- [Given task] Tell how many lines contain the word "title". Reply with the number only.

- [Working data]
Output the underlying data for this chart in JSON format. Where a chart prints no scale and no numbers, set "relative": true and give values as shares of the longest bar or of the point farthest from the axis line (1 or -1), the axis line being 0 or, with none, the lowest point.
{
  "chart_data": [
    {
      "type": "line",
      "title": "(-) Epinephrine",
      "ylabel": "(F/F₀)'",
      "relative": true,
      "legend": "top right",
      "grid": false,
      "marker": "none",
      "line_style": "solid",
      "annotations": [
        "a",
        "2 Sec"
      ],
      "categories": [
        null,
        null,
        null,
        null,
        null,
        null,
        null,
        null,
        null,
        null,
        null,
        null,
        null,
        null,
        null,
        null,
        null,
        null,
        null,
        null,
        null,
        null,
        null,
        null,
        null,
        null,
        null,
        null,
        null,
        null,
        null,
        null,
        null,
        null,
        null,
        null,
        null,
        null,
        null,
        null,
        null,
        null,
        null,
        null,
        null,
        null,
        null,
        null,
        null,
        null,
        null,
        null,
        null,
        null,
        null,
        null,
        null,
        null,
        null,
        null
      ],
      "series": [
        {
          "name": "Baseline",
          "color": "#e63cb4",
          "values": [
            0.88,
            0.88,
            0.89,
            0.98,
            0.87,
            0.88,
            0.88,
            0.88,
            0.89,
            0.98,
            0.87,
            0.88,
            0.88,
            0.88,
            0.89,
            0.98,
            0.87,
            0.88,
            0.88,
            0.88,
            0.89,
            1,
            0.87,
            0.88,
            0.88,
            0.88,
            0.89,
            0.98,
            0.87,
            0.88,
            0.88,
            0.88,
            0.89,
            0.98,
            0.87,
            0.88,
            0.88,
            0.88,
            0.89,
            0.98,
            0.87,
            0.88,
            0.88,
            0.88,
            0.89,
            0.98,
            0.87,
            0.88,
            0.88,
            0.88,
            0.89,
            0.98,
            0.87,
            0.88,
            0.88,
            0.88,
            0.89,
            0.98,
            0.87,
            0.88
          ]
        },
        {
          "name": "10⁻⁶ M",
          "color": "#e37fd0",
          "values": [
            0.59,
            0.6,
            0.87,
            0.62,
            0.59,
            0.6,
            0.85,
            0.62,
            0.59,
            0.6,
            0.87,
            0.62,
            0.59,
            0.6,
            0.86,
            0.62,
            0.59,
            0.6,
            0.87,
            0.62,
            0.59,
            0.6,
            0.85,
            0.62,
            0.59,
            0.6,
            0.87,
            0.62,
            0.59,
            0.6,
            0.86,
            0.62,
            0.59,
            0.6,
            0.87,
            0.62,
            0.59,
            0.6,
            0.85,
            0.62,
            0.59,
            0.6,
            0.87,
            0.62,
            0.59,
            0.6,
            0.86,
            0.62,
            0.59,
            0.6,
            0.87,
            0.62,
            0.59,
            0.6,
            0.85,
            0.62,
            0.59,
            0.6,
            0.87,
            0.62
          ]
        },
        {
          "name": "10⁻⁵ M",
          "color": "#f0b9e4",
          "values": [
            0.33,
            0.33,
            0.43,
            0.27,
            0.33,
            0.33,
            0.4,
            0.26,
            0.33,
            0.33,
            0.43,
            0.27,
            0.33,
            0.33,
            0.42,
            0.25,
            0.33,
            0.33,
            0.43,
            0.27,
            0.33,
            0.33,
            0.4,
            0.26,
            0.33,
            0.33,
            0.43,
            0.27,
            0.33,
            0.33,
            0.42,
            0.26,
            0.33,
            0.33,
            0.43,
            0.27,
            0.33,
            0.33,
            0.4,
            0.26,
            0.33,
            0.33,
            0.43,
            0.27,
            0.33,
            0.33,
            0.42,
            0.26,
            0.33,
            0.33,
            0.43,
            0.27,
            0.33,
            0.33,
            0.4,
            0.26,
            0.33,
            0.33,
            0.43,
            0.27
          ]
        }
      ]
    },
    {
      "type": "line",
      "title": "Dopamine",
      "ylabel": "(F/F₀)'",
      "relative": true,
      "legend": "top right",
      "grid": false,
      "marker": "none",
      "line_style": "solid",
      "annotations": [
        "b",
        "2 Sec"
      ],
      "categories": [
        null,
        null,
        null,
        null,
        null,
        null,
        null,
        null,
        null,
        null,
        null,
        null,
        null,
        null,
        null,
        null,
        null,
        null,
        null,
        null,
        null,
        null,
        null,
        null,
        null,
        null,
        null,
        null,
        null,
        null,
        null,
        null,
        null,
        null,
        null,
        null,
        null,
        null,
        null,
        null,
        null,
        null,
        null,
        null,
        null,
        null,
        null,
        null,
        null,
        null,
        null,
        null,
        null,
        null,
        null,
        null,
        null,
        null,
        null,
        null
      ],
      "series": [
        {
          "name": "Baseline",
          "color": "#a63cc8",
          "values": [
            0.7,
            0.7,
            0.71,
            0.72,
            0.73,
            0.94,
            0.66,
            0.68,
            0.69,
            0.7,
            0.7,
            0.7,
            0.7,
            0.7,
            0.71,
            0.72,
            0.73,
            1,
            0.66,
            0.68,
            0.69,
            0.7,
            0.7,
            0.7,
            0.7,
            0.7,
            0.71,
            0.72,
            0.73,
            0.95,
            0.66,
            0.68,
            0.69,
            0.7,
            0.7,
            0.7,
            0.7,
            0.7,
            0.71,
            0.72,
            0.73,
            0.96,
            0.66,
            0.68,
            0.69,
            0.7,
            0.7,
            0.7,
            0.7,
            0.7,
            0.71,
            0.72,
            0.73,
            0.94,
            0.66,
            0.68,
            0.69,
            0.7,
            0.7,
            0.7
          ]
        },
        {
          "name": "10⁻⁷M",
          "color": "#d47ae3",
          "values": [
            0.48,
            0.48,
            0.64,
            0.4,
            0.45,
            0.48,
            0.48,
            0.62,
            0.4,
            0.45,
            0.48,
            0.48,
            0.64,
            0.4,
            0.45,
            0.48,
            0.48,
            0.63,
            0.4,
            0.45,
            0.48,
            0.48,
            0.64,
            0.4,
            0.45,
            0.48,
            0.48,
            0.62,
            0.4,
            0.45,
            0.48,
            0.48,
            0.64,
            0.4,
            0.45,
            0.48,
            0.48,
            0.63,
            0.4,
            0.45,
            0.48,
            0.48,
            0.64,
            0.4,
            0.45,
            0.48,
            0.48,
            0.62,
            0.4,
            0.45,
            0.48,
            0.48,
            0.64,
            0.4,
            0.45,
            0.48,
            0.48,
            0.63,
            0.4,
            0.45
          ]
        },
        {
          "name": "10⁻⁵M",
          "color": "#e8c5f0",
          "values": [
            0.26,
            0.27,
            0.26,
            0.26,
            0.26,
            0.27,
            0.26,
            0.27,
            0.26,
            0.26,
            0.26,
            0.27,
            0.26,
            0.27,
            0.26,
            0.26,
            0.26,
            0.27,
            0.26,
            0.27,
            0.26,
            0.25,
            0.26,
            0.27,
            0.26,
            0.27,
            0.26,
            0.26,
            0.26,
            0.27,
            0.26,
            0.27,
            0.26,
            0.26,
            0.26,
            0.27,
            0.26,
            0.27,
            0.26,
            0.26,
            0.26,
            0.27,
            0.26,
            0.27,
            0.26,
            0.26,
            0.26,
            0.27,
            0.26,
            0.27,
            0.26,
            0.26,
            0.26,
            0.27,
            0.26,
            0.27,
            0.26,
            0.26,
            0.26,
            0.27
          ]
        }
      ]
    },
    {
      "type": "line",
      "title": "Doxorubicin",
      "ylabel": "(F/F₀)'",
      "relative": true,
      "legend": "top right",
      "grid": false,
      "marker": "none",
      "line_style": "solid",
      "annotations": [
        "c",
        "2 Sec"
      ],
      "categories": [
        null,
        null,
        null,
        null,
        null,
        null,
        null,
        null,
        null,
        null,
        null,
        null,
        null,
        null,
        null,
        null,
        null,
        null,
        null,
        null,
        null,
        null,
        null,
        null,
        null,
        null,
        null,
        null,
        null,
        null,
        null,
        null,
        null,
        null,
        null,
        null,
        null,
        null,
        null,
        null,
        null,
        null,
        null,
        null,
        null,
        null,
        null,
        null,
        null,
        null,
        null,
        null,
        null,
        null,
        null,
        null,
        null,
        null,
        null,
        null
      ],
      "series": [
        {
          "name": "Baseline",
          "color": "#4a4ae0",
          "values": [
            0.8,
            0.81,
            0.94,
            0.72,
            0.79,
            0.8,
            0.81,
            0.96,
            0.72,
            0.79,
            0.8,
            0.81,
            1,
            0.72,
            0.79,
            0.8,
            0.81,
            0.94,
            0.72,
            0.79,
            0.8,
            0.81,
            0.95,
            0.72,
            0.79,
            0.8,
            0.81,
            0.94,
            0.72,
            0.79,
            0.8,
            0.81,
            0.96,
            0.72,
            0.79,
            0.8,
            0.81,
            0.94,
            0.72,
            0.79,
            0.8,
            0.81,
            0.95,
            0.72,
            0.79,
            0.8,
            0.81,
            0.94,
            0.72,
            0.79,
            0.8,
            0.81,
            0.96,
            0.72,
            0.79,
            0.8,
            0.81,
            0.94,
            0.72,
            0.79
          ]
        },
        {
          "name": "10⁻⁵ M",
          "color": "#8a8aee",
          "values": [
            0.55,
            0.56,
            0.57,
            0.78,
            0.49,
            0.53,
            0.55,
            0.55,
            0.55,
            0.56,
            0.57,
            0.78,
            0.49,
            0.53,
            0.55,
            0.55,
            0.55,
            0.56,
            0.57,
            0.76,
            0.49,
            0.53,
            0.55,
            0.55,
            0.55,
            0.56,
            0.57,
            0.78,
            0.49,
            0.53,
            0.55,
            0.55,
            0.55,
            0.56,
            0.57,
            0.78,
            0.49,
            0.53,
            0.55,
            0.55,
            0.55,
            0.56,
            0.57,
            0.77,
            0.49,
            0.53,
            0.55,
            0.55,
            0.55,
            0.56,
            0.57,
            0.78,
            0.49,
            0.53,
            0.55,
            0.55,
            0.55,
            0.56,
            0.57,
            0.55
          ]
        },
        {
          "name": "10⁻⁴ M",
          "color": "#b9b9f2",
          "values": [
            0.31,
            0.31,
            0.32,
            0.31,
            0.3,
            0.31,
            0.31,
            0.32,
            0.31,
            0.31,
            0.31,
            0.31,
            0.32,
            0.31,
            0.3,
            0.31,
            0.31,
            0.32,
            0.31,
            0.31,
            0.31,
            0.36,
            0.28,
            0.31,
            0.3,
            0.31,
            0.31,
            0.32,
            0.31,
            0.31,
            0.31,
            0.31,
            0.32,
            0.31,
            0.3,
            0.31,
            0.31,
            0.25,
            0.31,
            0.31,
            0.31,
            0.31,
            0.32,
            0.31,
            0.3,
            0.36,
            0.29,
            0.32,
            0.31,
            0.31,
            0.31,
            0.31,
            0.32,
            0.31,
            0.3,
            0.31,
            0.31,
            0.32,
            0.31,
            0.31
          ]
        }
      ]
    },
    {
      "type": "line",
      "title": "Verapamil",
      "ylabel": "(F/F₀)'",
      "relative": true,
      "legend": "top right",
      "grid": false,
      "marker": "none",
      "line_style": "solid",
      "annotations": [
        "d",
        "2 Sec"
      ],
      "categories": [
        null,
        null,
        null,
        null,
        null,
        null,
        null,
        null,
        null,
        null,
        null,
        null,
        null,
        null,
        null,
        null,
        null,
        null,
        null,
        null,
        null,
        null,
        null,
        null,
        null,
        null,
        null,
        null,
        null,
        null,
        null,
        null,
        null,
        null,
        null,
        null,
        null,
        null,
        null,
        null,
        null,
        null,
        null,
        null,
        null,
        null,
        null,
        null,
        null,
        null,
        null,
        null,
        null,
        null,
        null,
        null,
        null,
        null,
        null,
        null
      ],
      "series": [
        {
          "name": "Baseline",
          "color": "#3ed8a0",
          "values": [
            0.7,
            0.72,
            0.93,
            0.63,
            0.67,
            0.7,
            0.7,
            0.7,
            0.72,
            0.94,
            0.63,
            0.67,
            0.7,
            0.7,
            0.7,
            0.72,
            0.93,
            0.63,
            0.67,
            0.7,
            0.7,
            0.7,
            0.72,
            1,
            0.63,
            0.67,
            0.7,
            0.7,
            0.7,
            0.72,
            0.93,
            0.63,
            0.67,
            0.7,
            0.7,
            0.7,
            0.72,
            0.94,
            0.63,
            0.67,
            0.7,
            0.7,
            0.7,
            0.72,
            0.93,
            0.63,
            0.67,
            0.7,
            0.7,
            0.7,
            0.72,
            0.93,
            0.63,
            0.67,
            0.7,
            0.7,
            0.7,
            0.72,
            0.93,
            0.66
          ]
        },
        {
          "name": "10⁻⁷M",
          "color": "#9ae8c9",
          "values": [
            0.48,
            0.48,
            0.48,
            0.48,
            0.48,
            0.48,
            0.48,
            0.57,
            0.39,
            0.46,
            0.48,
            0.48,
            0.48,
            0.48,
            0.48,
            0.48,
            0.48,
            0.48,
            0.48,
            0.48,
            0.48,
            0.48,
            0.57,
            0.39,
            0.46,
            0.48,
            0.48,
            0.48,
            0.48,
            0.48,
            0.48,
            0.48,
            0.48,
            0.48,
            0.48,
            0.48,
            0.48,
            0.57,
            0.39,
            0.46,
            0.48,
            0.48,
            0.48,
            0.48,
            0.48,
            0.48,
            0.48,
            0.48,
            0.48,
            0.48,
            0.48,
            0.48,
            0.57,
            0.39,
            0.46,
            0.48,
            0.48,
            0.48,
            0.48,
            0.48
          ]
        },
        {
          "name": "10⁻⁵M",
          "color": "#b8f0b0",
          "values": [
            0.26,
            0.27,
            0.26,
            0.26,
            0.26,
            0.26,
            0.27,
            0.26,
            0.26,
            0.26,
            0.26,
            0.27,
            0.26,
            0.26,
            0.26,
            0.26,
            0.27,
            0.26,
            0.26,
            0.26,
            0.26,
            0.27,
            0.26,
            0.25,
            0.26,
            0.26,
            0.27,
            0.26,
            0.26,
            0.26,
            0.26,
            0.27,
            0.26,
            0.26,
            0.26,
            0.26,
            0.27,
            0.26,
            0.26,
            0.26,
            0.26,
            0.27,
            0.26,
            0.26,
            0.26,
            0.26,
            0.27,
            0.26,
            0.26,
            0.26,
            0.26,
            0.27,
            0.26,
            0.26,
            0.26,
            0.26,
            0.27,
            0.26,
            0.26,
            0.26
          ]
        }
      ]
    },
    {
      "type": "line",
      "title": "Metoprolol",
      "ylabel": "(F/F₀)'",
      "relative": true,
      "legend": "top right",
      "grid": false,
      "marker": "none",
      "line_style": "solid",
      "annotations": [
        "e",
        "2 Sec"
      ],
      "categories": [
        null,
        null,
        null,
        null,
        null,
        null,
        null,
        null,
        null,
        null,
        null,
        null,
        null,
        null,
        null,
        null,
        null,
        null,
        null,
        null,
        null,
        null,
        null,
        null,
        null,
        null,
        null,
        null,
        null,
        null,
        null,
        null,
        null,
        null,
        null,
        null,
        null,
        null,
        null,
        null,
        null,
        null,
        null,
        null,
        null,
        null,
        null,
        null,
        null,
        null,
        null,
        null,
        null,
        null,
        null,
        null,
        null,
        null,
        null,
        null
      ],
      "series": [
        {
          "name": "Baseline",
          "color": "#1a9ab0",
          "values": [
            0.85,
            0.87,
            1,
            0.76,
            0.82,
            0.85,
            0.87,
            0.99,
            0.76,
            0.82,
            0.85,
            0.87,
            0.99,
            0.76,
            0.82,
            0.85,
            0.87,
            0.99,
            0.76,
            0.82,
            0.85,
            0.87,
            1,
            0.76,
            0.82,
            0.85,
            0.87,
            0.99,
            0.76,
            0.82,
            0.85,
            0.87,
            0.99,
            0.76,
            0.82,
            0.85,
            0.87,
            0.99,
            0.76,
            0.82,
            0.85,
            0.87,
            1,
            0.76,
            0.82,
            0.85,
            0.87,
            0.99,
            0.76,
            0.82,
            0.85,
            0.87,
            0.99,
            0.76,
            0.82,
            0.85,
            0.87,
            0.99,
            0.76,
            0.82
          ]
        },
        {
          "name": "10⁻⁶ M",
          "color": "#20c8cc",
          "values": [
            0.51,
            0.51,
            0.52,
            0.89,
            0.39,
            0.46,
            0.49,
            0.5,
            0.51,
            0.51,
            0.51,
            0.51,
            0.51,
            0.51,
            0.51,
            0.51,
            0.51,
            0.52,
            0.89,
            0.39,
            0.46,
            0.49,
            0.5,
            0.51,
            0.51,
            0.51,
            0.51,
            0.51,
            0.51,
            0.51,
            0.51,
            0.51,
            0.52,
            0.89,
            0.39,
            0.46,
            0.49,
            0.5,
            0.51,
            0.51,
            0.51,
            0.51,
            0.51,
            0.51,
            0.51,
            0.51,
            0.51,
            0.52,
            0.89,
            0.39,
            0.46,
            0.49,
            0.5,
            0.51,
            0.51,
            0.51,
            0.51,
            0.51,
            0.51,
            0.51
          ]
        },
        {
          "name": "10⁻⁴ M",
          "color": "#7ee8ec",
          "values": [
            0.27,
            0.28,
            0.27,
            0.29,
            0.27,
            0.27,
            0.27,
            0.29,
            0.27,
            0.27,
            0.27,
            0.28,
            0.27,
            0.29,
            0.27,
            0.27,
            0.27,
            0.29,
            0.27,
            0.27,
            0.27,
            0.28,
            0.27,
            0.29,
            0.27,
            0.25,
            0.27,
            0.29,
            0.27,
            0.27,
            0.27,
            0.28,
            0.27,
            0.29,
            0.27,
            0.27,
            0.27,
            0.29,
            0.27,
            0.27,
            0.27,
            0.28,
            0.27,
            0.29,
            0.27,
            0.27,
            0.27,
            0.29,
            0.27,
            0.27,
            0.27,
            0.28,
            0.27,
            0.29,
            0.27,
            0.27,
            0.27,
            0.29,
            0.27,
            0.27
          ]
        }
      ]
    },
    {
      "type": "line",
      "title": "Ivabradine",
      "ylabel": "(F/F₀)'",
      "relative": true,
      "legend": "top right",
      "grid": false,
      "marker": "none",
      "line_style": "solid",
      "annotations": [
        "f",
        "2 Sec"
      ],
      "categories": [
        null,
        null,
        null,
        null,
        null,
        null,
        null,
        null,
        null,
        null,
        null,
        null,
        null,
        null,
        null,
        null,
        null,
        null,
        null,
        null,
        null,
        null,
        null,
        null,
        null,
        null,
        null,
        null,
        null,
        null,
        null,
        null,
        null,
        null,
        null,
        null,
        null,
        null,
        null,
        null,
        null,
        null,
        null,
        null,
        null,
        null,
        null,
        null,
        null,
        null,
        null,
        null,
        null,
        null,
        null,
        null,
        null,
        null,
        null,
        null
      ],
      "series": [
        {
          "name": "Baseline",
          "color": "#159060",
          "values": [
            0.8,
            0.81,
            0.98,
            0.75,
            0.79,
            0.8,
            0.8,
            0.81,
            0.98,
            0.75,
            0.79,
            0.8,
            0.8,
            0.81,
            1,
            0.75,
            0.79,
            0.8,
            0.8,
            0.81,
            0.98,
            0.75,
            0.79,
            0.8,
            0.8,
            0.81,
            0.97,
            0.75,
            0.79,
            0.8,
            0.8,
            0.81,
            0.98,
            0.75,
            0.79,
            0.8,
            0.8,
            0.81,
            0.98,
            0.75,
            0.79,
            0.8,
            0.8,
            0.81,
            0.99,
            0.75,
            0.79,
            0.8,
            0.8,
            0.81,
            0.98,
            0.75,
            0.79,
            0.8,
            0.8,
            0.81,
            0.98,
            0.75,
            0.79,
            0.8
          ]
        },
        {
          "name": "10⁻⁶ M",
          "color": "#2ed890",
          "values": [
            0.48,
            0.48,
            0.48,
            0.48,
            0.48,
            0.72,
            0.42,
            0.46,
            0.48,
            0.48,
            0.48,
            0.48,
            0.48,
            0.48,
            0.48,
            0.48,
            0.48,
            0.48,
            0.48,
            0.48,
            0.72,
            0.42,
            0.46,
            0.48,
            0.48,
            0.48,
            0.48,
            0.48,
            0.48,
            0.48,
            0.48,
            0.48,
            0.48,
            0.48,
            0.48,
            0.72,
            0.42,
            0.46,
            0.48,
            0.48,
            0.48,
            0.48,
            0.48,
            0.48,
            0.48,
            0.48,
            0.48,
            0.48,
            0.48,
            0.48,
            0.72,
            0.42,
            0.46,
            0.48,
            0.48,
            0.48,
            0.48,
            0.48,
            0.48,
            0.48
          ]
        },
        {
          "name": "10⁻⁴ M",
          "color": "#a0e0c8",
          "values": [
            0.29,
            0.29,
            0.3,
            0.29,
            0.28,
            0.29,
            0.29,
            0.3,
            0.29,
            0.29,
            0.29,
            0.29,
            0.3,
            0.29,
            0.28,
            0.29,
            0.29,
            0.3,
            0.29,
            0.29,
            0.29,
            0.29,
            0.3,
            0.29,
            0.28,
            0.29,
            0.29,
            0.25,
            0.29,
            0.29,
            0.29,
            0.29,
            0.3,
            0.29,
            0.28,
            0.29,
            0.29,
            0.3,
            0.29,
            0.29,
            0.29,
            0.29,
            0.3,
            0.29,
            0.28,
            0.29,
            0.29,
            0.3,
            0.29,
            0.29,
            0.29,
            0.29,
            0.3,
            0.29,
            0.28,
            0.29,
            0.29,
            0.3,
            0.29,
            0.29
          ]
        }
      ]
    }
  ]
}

- [Solution below] 6